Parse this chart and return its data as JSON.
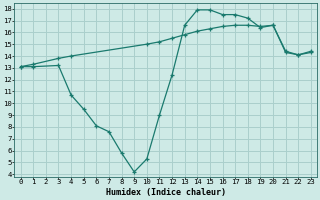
{
  "line1_x": [
    0,
    1,
    3,
    4,
    10,
    11,
    12,
    13,
    14,
    15,
    16,
    17,
    18,
    19,
    20,
    21,
    22,
    23
  ],
  "line1_y": [
    13.1,
    13.3,
    13.8,
    14.0,
    15.0,
    15.2,
    15.5,
    15.8,
    16.1,
    16.3,
    16.5,
    16.6,
    16.6,
    16.5,
    16.6,
    14.4,
    14.1,
    14.3
  ],
  "line2_x": [
    0,
    1,
    3,
    4,
    5,
    6,
    7,
    8,
    9,
    10,
    11,
    12,
    13,
    14,
    15,
    16,
    17,
    18,
    19,
    20,
    21,
    22,
    23
  ],
  "line2_y": [
    13.1,
    13.1,
    13.2,
    10.7,
    9.5,
    8.1,
    7.6,
    5.8,
    4.2,
    5.3,
    9.0,
    12.4,
    16.6,
    17.9,
    17.9,
    17.5,
    17.5,
    17.2,
    16.4,
    16.6,
    14.3,
    14.1,
    14.4
  ],
  "line_color": "#1a7a6e",
  "bg_color": "#ceeae6",
  "grid_color": "#aacfcc",
  "xlabel": "Humidex (Indice chaleur)",
  "xlim_min": -0.5,
  "xlim_max": 23.5,
  "ylim_min": 3.8,
  "ylim_max": 18.5,
  "xticks": [
    0,
    1,
    2,
    3,
    4,
    5,
    6,
    7,
    8,
    9,
    10,
    11,
    12,
    13,
    14,
    15,
    16,
    17,
    18,
    19,
    20,
    21,
    22,
    23
  ],
  "yticks": [
    4,
    5,
    6,
    7,
    8,
    9,
    10,
    11,
    12,
    13,
    14,
    15,
    16,
    17,
    18
  ],
  "tick_fontsize": 5.2,
  "xlabel_fontsize": 6.0
}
◇ ◇ ◇
What needs to be done: Copy every entry word for word, but omit the pictures.

Task answer:
Parse this chart and return its data as JSON.
{
  "line1_x": [
    0,
    1,
    3,
    4,
    10,
    11,
    12,
    13,
    14,
    15,
    16,
    17,
    18,
    19,
    20,
    21,
    22,
    23
  ],
  "line1_y": [
    13.1,
    13.3,
    13.8,
    14.0,
    15.0,
    15.2,
    15.5,
    15.8,
    16.1,
    16.3,
    16.5,
    16.6,
    16.6,
    16.5,
    16.6,
    14.4,
    14.1,
    14.3
  ],
  "line2_x": [
    0,
    1,
    3,
    4,
    5,
    6,
    7,
    8,
    9,
    10,
    11,
    12,
    13,
    14,
    15,
    16,
    17,
    18,
    19,
    20,
    21,
    22,
    23
  ],
  "line2_y": [
    13.1,
    13.1,
    13.2,
    10.7,
    9.5,
    8.1,
    7.6,
    5.8,
    4.2,
    5.3,
    9.0,
    12.4,
    16.6,
    17.9,
    17.9,
    17.5,
    17.5,
    17.2,
    16.4,
    16.6,
    14.3,
    14.1,
    14.4
  ],
  "line_color": "#1a7a6e",
  "bg_color": "#ceeae6",
  "grid_color": "#aacfcc",
  "xlabel": "Humidex (Indice chaleur)",
  "xlim_min": -0.5,
  "xlim_max": 23.5,
  "ylim_min": 3.8,
  "ylim_max": 18.5,
  "xticks": [
    0,
    1,
    2,
    3,
    4,
    5,
    6,
    7,
    8,
    9,
    10,
    11,
    12,
    13,
    14,
    15,
    16,
    17,
    18,
    19,
    20,
    21,
    22,
    23
  ],
  "yticks": [
    4,
    5,
    6,
    7,
    8,
    9,
    10,
    11,
    12,
    13,
    14,
    15,
    16,
    17,
    18
  ],
  "tick_fontsize": 5.2,
  "xlabel_fontsize": 6.0
}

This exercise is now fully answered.